╭─ Input rows
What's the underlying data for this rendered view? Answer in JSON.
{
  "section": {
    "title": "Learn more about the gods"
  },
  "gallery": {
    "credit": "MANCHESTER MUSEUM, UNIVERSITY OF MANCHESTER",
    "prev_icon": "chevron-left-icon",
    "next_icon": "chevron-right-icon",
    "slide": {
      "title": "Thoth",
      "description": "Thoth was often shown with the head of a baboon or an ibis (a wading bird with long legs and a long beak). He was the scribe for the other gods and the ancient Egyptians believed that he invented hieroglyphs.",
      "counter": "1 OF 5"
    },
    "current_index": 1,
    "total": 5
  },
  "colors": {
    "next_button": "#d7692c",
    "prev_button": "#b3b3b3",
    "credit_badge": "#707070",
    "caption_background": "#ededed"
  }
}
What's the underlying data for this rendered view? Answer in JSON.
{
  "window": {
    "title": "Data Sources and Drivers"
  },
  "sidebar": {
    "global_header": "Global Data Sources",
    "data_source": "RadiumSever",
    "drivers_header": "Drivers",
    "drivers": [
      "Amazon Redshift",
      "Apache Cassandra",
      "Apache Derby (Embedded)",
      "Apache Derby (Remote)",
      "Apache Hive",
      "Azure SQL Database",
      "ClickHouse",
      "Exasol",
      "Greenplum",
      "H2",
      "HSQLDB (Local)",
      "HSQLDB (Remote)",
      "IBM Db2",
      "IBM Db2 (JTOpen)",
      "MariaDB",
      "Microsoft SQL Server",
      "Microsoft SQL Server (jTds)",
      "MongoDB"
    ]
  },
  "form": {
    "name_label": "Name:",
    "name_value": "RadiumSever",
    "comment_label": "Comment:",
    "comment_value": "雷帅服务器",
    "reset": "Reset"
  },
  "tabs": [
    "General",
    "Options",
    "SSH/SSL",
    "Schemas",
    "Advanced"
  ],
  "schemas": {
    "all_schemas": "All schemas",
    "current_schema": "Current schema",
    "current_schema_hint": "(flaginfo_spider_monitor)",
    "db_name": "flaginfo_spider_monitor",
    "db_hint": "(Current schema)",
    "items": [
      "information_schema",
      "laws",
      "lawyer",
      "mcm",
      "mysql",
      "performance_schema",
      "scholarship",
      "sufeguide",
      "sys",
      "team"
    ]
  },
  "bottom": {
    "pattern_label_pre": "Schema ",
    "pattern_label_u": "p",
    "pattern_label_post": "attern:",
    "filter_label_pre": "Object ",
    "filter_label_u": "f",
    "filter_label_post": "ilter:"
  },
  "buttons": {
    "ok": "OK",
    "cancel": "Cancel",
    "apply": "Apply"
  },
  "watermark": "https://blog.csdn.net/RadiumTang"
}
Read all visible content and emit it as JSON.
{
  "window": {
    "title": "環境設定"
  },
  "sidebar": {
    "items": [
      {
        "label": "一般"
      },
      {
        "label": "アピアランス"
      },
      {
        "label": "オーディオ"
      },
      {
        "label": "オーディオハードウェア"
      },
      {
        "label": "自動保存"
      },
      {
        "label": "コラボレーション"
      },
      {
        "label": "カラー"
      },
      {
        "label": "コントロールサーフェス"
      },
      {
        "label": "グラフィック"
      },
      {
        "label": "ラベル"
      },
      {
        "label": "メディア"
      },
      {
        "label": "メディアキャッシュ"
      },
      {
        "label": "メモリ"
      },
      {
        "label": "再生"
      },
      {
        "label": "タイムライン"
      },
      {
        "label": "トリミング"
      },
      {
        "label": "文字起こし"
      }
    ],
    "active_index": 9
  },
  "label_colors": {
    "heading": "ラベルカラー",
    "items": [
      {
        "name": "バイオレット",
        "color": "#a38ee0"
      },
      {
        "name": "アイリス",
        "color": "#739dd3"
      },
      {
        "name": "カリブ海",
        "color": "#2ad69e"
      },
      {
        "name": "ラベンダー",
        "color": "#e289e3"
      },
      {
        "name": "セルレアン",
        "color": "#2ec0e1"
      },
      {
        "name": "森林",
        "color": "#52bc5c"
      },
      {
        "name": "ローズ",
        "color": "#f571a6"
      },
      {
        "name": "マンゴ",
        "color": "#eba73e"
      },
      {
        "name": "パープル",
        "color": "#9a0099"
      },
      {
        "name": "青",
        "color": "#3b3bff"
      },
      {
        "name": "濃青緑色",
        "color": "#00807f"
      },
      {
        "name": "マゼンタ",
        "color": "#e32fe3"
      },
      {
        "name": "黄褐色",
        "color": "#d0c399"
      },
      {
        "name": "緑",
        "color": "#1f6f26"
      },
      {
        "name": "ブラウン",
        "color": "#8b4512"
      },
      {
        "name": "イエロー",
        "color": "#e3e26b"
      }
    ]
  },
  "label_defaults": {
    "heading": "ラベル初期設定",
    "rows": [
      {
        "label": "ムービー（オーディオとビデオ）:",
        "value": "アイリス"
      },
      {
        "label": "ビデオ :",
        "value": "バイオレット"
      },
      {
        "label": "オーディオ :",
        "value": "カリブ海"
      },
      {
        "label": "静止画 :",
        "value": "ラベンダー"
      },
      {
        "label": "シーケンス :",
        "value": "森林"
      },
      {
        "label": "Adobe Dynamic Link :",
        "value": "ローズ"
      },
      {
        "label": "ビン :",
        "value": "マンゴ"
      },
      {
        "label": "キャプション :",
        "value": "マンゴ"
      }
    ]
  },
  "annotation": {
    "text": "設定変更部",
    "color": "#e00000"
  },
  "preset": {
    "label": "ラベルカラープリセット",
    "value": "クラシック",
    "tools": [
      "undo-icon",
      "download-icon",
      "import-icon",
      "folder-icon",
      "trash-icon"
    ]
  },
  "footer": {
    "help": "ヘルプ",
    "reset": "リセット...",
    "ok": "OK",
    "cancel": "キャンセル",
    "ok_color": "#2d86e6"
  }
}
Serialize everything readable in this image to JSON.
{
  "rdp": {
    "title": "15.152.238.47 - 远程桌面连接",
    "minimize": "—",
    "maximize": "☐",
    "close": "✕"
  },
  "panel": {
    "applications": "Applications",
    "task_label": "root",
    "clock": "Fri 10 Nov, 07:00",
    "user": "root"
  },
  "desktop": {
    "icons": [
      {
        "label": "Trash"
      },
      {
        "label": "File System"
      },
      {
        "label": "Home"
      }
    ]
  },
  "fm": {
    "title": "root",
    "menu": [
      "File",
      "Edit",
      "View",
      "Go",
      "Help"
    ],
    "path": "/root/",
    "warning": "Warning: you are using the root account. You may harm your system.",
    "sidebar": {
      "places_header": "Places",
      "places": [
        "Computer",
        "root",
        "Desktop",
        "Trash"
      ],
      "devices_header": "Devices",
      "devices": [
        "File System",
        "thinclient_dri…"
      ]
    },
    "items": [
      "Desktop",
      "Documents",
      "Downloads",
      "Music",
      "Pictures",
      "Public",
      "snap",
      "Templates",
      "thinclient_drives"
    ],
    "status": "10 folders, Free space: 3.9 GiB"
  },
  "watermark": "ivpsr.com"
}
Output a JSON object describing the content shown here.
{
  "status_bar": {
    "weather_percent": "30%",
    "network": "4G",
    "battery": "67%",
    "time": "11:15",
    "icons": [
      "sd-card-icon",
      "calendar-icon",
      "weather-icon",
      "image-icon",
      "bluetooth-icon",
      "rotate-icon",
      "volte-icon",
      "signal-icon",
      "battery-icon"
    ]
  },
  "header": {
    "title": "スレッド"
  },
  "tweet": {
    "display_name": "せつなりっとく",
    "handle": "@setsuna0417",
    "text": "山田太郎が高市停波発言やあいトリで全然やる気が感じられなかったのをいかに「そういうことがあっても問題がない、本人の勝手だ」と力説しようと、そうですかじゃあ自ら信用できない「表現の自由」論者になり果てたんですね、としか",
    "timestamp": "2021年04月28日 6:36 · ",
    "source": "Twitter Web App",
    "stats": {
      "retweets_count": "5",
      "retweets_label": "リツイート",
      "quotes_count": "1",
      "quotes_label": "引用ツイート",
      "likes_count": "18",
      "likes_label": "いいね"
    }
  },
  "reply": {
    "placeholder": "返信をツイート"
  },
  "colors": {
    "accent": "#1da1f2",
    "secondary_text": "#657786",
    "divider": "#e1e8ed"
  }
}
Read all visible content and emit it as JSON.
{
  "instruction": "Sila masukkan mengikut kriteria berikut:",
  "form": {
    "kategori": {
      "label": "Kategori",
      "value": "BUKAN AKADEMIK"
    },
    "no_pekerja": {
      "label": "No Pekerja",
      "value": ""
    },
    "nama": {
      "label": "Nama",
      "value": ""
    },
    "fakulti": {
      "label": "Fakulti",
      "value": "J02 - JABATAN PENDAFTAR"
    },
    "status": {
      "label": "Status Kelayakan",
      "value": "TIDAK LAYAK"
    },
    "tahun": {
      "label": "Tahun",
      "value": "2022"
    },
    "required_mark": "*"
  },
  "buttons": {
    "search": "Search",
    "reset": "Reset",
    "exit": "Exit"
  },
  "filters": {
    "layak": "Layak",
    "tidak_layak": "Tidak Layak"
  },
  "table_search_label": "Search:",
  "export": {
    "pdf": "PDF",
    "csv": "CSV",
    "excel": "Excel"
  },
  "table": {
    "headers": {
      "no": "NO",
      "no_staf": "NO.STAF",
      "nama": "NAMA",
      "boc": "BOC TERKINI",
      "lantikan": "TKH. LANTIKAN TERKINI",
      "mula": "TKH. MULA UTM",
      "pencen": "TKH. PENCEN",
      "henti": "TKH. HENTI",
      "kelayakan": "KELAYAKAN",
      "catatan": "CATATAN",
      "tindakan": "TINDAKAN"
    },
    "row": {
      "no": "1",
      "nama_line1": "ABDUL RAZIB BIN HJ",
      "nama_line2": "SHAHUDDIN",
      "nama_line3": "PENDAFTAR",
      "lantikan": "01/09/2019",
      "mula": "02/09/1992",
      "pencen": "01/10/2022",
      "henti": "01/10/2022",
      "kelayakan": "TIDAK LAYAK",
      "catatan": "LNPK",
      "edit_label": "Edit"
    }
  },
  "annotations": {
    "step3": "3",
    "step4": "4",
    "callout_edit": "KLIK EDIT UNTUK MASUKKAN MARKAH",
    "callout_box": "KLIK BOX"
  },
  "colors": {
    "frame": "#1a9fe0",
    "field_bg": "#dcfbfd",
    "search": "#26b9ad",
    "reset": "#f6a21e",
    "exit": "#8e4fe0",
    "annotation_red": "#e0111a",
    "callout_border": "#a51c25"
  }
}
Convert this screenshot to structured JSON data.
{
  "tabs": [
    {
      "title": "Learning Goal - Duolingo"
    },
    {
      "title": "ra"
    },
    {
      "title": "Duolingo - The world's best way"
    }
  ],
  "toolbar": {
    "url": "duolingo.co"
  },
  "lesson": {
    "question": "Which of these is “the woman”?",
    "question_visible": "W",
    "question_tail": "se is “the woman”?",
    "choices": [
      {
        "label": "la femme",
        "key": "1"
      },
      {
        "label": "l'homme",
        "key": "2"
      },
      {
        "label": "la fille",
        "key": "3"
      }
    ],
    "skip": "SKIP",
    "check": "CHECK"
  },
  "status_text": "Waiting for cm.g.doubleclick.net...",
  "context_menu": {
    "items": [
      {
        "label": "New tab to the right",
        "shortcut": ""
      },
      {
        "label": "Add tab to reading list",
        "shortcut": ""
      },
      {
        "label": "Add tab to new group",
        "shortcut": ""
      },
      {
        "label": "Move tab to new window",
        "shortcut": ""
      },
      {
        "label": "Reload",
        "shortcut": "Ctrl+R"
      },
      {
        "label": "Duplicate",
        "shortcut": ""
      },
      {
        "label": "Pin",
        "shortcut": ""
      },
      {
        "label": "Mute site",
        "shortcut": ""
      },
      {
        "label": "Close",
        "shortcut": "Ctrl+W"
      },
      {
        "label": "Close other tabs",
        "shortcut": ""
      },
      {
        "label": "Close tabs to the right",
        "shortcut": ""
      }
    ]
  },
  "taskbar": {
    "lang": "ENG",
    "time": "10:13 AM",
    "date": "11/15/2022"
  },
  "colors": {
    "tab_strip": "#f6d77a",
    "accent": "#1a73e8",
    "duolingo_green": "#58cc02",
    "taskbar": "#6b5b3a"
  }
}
╰─
**Written task**
Return all lines containing the word "Thoth".

**Reply to the task**
      "title": "Thoth",
      "description": "Thoth was often shown with the head of a baboon or an ibis (a wading bird with long legs and a long beak). He was the scribe for the other gods and the ancient Egyptians believed that he invented hieroglyphs.",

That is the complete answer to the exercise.